What is being asked: Repeat the listing in full, exactly as it stands.

Dataset entries:
::::::::

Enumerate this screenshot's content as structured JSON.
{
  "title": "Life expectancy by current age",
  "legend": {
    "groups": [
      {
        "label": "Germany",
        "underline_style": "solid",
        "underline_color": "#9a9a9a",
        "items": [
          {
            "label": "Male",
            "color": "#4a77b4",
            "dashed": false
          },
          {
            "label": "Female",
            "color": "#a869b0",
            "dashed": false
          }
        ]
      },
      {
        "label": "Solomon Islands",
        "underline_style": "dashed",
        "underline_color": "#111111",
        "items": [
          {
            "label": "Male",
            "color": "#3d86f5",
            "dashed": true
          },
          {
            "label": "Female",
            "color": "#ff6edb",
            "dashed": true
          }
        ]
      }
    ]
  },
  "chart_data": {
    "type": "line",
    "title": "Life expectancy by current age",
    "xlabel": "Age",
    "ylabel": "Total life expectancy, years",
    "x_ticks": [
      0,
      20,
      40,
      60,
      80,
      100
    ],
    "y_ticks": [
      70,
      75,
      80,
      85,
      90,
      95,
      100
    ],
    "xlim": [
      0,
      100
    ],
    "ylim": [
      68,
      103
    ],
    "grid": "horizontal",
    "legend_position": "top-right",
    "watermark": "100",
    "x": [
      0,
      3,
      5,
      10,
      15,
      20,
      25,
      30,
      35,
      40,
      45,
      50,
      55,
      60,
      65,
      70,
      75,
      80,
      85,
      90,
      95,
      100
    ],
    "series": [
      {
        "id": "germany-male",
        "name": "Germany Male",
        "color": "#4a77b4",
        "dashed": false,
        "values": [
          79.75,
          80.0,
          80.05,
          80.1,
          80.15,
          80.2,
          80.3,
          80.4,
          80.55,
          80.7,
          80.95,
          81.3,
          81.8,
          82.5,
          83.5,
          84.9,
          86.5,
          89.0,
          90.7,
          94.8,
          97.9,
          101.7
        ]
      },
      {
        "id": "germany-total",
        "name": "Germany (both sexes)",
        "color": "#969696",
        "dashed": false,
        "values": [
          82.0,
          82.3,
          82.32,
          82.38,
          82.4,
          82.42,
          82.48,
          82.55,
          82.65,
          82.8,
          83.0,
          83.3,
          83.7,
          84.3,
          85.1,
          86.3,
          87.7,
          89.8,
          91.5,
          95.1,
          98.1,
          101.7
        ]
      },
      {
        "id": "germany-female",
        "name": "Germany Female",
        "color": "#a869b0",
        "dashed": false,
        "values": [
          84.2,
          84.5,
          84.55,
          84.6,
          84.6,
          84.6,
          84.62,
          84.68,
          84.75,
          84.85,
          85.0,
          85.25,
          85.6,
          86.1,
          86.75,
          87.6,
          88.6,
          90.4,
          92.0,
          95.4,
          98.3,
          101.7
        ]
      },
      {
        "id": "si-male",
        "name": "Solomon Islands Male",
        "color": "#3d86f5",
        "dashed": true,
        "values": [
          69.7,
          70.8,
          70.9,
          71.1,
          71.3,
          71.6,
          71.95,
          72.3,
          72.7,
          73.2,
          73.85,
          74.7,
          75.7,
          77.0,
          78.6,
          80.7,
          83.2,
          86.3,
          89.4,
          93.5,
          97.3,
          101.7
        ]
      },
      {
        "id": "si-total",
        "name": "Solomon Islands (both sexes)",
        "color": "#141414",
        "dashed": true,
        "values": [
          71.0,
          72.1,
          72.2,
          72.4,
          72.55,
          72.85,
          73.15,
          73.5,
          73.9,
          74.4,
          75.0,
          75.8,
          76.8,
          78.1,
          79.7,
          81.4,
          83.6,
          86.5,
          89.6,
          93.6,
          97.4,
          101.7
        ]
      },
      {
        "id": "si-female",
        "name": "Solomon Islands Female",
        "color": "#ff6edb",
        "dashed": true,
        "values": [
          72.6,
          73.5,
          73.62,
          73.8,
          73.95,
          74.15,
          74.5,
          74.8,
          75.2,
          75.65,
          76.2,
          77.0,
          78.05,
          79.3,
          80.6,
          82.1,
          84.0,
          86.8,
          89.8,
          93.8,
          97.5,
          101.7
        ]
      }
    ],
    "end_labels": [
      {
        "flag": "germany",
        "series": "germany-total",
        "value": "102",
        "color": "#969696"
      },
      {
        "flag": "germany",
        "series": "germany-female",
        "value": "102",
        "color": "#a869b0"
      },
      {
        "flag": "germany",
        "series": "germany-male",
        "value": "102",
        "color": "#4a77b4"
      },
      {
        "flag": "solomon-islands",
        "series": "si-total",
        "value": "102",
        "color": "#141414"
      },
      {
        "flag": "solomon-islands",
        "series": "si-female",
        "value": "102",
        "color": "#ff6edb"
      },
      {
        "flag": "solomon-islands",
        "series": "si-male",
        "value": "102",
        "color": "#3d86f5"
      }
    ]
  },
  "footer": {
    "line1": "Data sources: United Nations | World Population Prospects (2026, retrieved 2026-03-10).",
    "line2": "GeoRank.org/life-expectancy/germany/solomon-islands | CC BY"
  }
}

::::::::

Written answer:
Enumerate this screenshot's content as structured JSON.
{
  "title": "Life expectancy by current age",
  "legend": {
    "groups": [
      {
        "label": "Germany",
        "underline_style": "solid",
        "underline_color": "#9a9a9a",
        "items": [
          {
            "label": "Male",
            "color": "#4a77b4",
            "dashed": false
          },
          {
            "label": "Female",
            "color": "#a869b0",
            "dashed": false
          }
        ]
      },
      {
        "label": "Solomon Islands",
        "underline_style": "dashed",
        "underline_color": "#111111",
        "items": [
          {
            "label": "Male",
            "color": "#3d86f5",
            "dashed": true
          },
          {
            "label": "Female",
            "color": "#ff6edb",
            "dashed": true
          }
        ]
      }
    ]
  },
  "chart_data": {
    "type": "line",
    "title": "Life expectancy by current age",
    "xlabel": "Age",
    "ylabel": "Total life expectancy, years",
    "x_ticks": [
      0,
      20,
      40,
      60,
      80,
      100
    ],
    "y_ticks": [
      70,
      75,
      80,
      85,
      90,
      95,
      100
    ],
    "xlim": [
      0,
      100
    ],
    "ylim": [
      68,
      103
    ],
    "grid": "horizontal",
    "legend_position": "top-right",
    "watermark": "100",
    "x": [
      0,
      3,
      5,
      10,
      15,
      20,
      25,
      30,
      35,
      40,
      45,
      50,
      55,
      60,
      65,
      70,
      75,
      80,
      85,
      90,
      95,
      100
    ],
    "series": [
      {
        "id": "germany-male",
        "name": "Germany Male",
        "color": "#4a77b4",
        "dashed": false,
        "values": [
          79.75,
          80.0,
          80.05,
          80.1,
          80.15,
          80.2,
          80.3,
          80.4,
          80.55,
          80.7,
          80.95,
          81.3,
          81.8,
          82.5,
          83.5,
          84.9,
          86.5,
          89.0,
          90.7,
          94.8,
          97.9,
          101.7
        ]
      },
      {
        "id": "germany-total",
        "name": "Germany (both sexes)",
        "color": "#969696",
        "dashed": false,
        "values": [
          82.0,
          82.3,
          82.32,
          82.38,
          82.4,
          82.42,
          82.48,
          82.55,
          82.65,
          82.8,
          83.0,
          83.3,
          83.7,
          84.3,
          85.1,
          86.3,
          87.7,
          89.8,
          91.5,
          95.1,
          98.1,
          101.7
        ]
      },
      {
        "id": "germany-female",
        "name": "Germany Female",
        "color": "#a869b0",
        "dashed": false,
        "values": [
          84.2,
          84.5,
          84.55,
          84.6,
          84.6,
          84.6,
          84.62,
          84.68,
          84.75,
          84.85,
          85.0,
          85.25,
          85.6,
          86.1,
          86.75,
          87.6,
          88.6,
          90.4,
          92.0,
          95.4,
          98.3,
          101.7
        ]
      },
      {
        "id": "si-male",
        "name": "Solomon Islands Male",
        "color": "#3d86f5",
        "dashed": true,
        "values": [
          69.7,
          70.8,
          70.9,
          71.1,
          71.3,
          71.6,
          71.95,
          72.3,
          72.7,
          73.2,
          73.85,
          74.7,
          75.7,
          77.0,
          78.6,
          80.7,
          83.2,
          86.3,
          89.4,
          93.5,
          97.3,
          101.7
        ]
      },
      {
        "id": "si-total",
        "name": "Solomon Islands (both sexes)",
        "color": "#141414",
        "dashed": true,
        "values": [
          71.0,
          72.1,
          72.2,
          72.4,
          72.55,
          72.85,
          73.15,
          73.5,
          73.9,
          74.4,
          75.0,
          75.8,
          76.8,
          78.1,
          79.7,
          81.4,
          83.6,
          86.5,
          89.6,
          93.6,
          97.4,
          101.7
        ]
      },
      {
        "id": "si-female",
        "name": "Solomon Islands Female",
        "color": "#ff6edb",
        "dashed": true,
        "values": [
          72.6,
          73.5,
          73.62,
          73.8,
          73.95,
          74.15,
          74.5,
          74.8,
          75.2,
          75.65,
          76.2,
          77.0,
          78.05,
          79.3,
          80.6,
          82.1,
          84.0,
          86.8,
          89.8,
          93.8,
          97.5,
          101.7
        ]
      }
    ],
    "end_labels": [
      {
        "flag": "germany",
        "series": "germany-total",
        "value": "102",
        "color": "#969696"
      },
      {
        "flag": "germany",
        "series": "germany-female",
        "value": "102",
        "color": "#a869b0"
      },
      {
        "flag": "germany",
        "series": "germany-male",
        "value": "102",
        "color": "#4a77b4"
      },
      {
        "flag": "solomon-islands",
        "series": "si-total",
        "value": "102",
        "color": "#141414"
      },
      {
        "flag": "solomon-islands",
        "series": "si-female",
        "value": "102",
        "color": "#ff6edb"
      },
      {
        "flag": "solomon-islands",
        "series": "si-male",
        "value": "102",
        "color": "#3d86f5"
      }
    ]
  },
  "footer": {
    "line1": "Data sources: United Nations | World Population Prospects (2026, retrieved 2026-03-10).",
    "line2": "GeoRank.org/life-expectancy/germany/solomon-islands | CC BY"
  }
}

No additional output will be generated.